Embodiments of the disclosure provide additional features of liner discharge structure 110, e.g., to allow liner discharge structure to pass through discharge spout 126 even where collar 116 is of a wider diameter than discharge spout 126. Embodiments of liner discharge structure 110, discussed herein, may include neck 114 formed of the liner material and shaped to enclose a cross-sectional area that is approximately equal to the internal cross-sectional area of discharge spout 126. As discussed in more detail elsewhere herein, collar 116 may be formed of the liner material while being coupled circumferentially to an end of neck 114, in which collar 116 encloses a cross-sectional area greater than discharge spout 126. A constrictable sidewall 140 on neck 114 may be proximate collar 116, allowing compression of collar 116 such that it is temporarily within the cross-sectional area of discharge spout 126. A fastener 144 (e.g., a clip formed of deformable materials such as metals, ceramics, etc., a string, a slip, and/or other fastening instruments) may be circumferentially coupled to constrictable sidewall 140, e.g., to aid a user in temporarily constricting and expanding constrictable sidewall 140. Fastener 144 may include materials such a sealing adhesive (e.g., polytetrafluoroethylene (PTFE)) metal(s), ceramic(s), the liner material, and/or other currently known or later developed substances. Constrictable sidewall 140 may be shaped such that collar 116 is compressible to a cross-sectional area that is at most equal to the cross-sectional area of discharge spout 126. Embodiments of liner discharge structure 110 are configured for applications in which discharge spout 126 is coupled to various types of valves and/or discharge piping for transmitting fluids from within container 120. Related methods of the disclosure may include, e.g., removing one or more valves and/or piping sections, passing liner discharge structure 110 through such piping and/or valves while sidewall 14 is constricted, and coupling collar 116 to the exterior of the piping and/or valve(s) using, e.g., a quick disconnect piping connection and/or other structure.

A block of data
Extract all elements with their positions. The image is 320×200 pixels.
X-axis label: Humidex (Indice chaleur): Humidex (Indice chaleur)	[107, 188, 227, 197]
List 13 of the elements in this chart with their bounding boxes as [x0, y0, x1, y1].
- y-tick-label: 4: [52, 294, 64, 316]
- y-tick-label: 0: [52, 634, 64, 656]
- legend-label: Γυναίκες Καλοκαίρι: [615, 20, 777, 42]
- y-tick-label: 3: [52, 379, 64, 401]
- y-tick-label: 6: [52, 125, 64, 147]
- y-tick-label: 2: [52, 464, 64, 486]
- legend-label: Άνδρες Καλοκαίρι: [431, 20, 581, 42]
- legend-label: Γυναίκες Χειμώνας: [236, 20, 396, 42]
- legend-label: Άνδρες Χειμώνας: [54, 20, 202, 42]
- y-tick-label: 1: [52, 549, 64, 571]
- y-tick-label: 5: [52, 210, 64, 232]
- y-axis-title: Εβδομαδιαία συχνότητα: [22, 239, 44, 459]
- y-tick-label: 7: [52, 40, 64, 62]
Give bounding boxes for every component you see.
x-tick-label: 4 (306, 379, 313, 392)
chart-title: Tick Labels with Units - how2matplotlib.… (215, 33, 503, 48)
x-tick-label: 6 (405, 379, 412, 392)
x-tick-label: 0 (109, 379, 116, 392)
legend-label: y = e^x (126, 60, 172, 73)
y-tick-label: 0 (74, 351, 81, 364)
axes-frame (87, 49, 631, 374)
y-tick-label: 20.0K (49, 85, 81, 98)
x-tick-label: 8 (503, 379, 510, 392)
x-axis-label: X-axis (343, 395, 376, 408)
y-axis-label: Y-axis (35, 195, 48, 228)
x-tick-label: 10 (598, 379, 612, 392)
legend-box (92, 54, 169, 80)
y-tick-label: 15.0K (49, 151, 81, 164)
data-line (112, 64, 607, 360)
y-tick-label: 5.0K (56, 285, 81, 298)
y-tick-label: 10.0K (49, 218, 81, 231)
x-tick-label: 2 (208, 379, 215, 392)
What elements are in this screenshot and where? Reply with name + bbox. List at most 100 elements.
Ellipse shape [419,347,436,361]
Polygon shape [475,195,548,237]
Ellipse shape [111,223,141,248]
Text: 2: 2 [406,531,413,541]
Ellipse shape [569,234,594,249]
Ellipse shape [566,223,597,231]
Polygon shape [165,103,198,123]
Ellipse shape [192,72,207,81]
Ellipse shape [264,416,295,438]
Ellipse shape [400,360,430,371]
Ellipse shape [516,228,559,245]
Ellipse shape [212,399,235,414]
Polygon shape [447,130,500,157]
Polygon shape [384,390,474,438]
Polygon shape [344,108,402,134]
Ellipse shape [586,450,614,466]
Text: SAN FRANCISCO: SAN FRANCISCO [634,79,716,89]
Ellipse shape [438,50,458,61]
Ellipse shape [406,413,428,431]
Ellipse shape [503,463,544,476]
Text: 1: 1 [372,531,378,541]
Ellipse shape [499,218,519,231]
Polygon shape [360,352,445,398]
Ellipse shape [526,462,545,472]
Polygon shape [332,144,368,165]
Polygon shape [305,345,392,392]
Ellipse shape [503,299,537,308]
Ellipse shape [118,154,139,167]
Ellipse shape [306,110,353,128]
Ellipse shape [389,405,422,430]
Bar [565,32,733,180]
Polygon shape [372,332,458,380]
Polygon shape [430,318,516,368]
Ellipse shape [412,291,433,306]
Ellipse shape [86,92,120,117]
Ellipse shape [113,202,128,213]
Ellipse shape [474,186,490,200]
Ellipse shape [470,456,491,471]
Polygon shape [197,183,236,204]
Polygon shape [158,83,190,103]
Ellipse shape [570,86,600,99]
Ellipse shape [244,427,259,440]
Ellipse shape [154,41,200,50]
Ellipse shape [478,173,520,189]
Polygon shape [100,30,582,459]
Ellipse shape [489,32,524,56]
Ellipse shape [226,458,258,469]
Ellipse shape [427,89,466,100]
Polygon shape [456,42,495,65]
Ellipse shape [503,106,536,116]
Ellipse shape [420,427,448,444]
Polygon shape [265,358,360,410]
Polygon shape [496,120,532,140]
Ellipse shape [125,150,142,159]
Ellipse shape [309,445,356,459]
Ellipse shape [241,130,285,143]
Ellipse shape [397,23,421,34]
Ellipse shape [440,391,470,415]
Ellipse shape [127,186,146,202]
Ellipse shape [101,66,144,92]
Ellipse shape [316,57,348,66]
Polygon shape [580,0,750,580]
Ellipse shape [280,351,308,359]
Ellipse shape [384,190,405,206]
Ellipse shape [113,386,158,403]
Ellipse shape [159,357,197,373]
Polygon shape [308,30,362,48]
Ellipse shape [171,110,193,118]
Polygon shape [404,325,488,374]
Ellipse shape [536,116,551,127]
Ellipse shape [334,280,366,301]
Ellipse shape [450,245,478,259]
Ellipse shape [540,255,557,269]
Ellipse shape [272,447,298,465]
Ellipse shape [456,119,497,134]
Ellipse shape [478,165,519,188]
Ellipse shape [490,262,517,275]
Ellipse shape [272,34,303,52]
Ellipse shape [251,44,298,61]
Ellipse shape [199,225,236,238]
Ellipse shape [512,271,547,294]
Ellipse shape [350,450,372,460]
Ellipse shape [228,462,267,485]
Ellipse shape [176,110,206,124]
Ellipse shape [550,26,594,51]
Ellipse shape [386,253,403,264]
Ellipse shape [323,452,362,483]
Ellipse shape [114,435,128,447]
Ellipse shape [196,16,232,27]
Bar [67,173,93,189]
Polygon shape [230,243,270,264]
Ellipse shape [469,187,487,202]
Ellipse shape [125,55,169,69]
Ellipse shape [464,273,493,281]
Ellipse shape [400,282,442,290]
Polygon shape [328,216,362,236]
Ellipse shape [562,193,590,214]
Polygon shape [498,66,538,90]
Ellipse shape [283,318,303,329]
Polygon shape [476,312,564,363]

### EXERCISE TASKS
(A) In one to three sentences, explain what the constrictable sidewall 140 makes possible, according to the liner discharge structure text.
(B) Carry on the text about the liner discharge structure from the point where it stops.

### EXPECTED RESPONSES
(A) The constrictable sidewall 140 on neck 114 lets collar 116, which encloses a larger cross-sectional area than discharge spout 126, be compressed until it temporarily fits within the spout's cross-sectional area. This allows the liner discharge structure to pass through the spout even though the collar is wider.

(B)
Installation of liner discharge structure 110 in discharge spout 126, intermediate coupling 160, and/or pipe 152 may include using kit 150 to pass liner discharge structure 110 through discharge spout 126, intermediate coupling 160, and/or pipe 152. This process may seal discharge spout 126 as well as liner discharge structure 110, thus preventing any leakage. Conventional liner structures are inoperable for use in this manner because conventional discharge spouts have a relatively small inside diameter restricting the flow rate of the material leaving the tank. Additionally, conventional spouts are made of material dissimilar to the liner material. This creates an additional challenge of meeting chemical compatibility issues with the respective container(s) and/or liner(s).
Using fastener 144 on constrictable sidewall 140, an operator may constrict liner discharge structure 110 and thus increase the flexibility of collar 116, thereby allowing liner discharge structure 110 to pass through smaller surface areas than possible when sidewall 140 is not constricted. In implementations where fastener 144 includes, e.g., an adhesive tape, fastener may be knotted or otherwise closed about constrictable sidewall 140 to maintain the reduced surface area in neck 114. Reducing the surface area of neck 114 using constrictable sidewall 140 and fastener 144 may allow collar 116 to deform into a shape and cross-sectional area that allows liner discharge structure 110 to pass through discharge spout 126, intermediate coupling 160, and/or pipe 152. Constrictable sidewall 140 and fastener 144, in addition, may allow a uniform composition of liner material to be used for interior surfaces of neck 114 and collar 116.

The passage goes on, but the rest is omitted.